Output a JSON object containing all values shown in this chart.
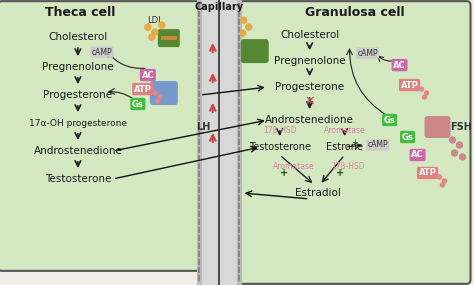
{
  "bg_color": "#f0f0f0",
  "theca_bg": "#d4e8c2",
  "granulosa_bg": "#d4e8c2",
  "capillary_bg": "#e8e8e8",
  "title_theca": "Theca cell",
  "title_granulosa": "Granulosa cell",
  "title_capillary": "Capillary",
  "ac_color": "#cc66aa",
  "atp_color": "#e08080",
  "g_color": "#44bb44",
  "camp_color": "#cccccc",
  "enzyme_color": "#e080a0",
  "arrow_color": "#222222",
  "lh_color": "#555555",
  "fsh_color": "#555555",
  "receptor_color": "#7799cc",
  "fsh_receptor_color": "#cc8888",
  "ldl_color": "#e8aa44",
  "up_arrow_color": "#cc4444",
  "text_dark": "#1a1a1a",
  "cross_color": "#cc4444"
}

--

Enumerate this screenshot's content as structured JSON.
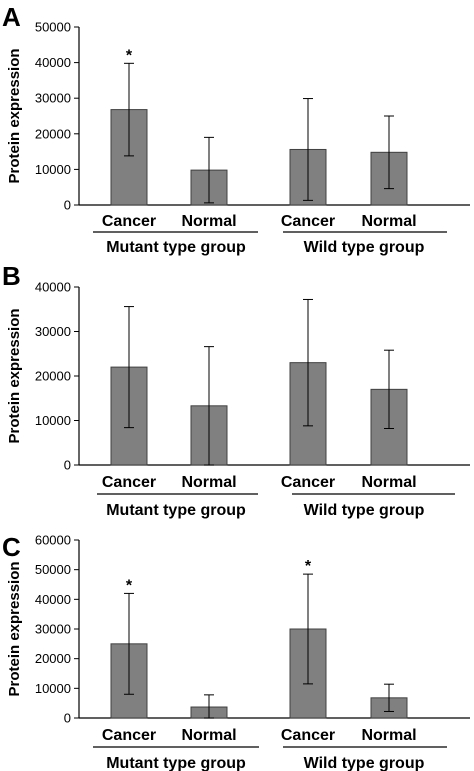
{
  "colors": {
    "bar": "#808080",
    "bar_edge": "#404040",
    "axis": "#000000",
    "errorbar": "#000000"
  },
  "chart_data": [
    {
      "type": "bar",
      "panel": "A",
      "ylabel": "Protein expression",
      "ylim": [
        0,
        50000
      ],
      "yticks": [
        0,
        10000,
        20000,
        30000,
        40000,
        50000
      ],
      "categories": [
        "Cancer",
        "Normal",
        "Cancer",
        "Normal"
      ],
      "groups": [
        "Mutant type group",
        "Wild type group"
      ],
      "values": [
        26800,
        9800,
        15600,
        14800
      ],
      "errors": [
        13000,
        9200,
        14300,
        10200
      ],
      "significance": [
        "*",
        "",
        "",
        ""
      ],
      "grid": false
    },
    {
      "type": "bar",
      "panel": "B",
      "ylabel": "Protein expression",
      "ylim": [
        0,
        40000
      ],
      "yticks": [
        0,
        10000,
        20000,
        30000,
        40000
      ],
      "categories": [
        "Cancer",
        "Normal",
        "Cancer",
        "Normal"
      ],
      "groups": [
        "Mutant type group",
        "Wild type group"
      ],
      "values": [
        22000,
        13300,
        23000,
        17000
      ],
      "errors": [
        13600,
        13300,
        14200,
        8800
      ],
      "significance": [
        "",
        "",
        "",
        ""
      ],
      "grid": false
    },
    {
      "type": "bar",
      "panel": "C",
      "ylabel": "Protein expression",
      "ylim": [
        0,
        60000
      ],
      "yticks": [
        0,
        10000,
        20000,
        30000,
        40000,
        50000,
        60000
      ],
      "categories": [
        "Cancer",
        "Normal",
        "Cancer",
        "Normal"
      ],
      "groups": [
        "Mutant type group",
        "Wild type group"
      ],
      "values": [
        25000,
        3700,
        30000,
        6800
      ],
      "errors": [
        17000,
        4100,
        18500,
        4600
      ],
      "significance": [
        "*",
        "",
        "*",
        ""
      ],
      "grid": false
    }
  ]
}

[Try it]: When the entries above show the word "cell" in a line, copy that line out.

[Output of the exercise]:
  "title_theca": "Theca cell",
  "title_granulosa": "Granulosa cell",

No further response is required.